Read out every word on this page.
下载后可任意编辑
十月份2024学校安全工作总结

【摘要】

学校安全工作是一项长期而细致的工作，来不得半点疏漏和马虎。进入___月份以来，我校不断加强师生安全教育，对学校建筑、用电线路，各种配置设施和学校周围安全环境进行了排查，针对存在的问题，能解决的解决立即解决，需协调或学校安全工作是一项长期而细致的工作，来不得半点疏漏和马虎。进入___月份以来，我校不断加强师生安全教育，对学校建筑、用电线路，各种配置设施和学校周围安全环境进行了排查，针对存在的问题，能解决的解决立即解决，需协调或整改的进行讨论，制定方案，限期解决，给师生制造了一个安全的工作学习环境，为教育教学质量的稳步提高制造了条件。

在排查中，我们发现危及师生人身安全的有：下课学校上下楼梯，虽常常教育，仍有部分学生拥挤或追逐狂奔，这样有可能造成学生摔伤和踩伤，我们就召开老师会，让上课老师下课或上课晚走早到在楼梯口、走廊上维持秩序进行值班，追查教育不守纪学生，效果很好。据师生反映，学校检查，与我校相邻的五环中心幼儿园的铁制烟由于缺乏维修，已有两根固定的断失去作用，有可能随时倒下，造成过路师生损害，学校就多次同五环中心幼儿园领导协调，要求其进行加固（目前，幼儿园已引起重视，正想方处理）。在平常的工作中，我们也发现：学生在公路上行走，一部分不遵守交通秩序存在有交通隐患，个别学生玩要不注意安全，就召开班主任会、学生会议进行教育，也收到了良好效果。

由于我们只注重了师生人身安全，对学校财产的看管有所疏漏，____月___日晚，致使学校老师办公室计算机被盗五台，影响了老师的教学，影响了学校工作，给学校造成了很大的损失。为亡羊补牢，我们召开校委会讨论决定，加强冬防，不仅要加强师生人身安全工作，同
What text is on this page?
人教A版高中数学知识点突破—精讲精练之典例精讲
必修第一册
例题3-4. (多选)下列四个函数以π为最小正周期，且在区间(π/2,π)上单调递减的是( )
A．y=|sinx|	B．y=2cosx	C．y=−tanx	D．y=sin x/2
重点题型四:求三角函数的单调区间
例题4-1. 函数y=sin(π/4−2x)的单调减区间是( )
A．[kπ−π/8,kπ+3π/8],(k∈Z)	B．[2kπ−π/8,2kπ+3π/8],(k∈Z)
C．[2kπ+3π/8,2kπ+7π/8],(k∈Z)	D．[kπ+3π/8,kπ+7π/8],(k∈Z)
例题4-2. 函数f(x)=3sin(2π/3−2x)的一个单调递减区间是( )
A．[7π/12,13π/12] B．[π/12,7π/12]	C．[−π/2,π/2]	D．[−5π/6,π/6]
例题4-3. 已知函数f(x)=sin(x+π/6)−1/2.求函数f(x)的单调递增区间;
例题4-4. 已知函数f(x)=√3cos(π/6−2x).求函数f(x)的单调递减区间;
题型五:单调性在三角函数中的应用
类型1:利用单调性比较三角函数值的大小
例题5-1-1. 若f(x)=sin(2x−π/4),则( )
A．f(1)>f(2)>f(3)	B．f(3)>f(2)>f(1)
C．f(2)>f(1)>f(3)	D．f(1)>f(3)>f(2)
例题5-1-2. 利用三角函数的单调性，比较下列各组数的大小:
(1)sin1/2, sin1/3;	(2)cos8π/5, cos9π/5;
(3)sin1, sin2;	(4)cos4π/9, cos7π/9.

┄┄┄┄┄┄┄┄┄┄┄┄┄┄┄┄┄┄┄┄

§ INSTRUCTION:
Please repeat the listing above in full and exactly.

§ TASK RESULT:
Read out every word on this page.
下载后可任意编辑
十月份2024学校安全工作总结

【摘要】

学校安全工作是一项长期而细致的工作，来不得半点疏漏和马虎。进入___月份以来，我校不断加强师生安全教育，对学校建筑、用电线路，各种配置设施和学校周围安全环境进行了排查，针对存在的问题，能解决的解决立即解决，需协调或学校安全工作是一项长期而细致的工作，来不得半点疏漏和马虎。进入___月份以来，我校不断加强师生安全教育，对学校建筑、用电线路，各种配置设施和学校周围安全环境进行了排查，针对存在的问题，能解决的解决立即解决，需协调或整改的进行讨论，制定方案，限期解决，给师生制造了一个安全的工作学习环境，为教育教学质量的稳步提高制造了条件。

在排查中，我们发现危及师生人身安全的有：下课学校上下楼梯，虽常常教育，仍有部分学生拥挤或追逐狂奔，这样有可能造成学生摔伤和踩伤，我们就召开老师会，让上课老师下课或上课晚走早到在楼梯口、走廊上维持秩序进行值班，追查教育不守纪学生，效果很好。据师生反映，学校检查，与我校相邻的五环中心幼儿园的铁制烟由于缺乏维修，已有两根固定的断失去作用，有可能随时倒下，造成过路师生损害，学校就多次同五环中心幼儿园领导协调，要求其进行加固（目前，幼儿园已引起重视，正想方处理）。在平常的工作中，我们也发现：学生在公路上行走，一部分不遵守交通秩序存在有交通隐患，个别学生玩要不注意安全，就召开班主任会、学生会议进行教育，也收到了良好效果。

由于我们只注重了师生人身安全，对学校财产的看管有所疏漏，____月___日晚，致使学校老师办公室计算机被盗五台，影响了老师的教学，影响了学校工作，给学校造成了很大的损失。为亡羊补牢，我们召开校委会讨论决定，加强冬防，不仅要加强师生人身安全工作，同
What text is on this page?
人教A版高中数学知识点突破—精讲精练之典例精讲
必修第一册
例题3-4. (多选)下列四个函数以π为最小正周期，且在区间(π/2,π)上单调递减的是( )
A．y=|sinx|	B．y=2cosx	C．y=−tanx	D．y=sin x/2
重点题型四:求三角函数的单调区间
例题4-1. 函数y=sin(π/4−2x)的单调减区间是( )
A．[kπ−π/8,kπ+3π/8],(k∈Z)	B．[2kπ−π/8,2kπ+3π/8],(k∈Z)
C．[2kπ+3π/8,2kπ+7π/8],(k∈Z)	D．[kπ+3π/8,kπ+7π/8],(k∈Z)
例题4-2. 函数f(x)=3sin(2π/3−2x)的一个单调递减区间是( )
A．[7π/12,13π/12] B．[π/12,7π/12]	C．[−π/2,π/2]	D．[−5π/6,π/6]
例题4-3. 已知函数f(x)=sin(x+π/6)−1/2.求函数f(x)的单调递增区间;
例题4-4. 已知函数f(x)=√3cos(π/6−2x).求函数f(x)的单调递减区间;
题型五:单调性在三角函数中的应用
类型1:利用单调性比较三角函数值的大小
例题5-1-1. 若f(x)=sin(2x−π/4),则( )
A．f(1)>f(2)>f(3)	B．f(3)>f(2)>f(1)
C．f(2)>f(1)>f(3)	D．f(1)>f(3)>f(2)
例题5-1-2. 利用三角函数的单调性，比较下列各组数的大小:
(1)sin1/2, sin1/3;	(2)cos8π/5, cos9π/5;
(3)sin1, sin2;	(4)cos4π/9, cos7π/9.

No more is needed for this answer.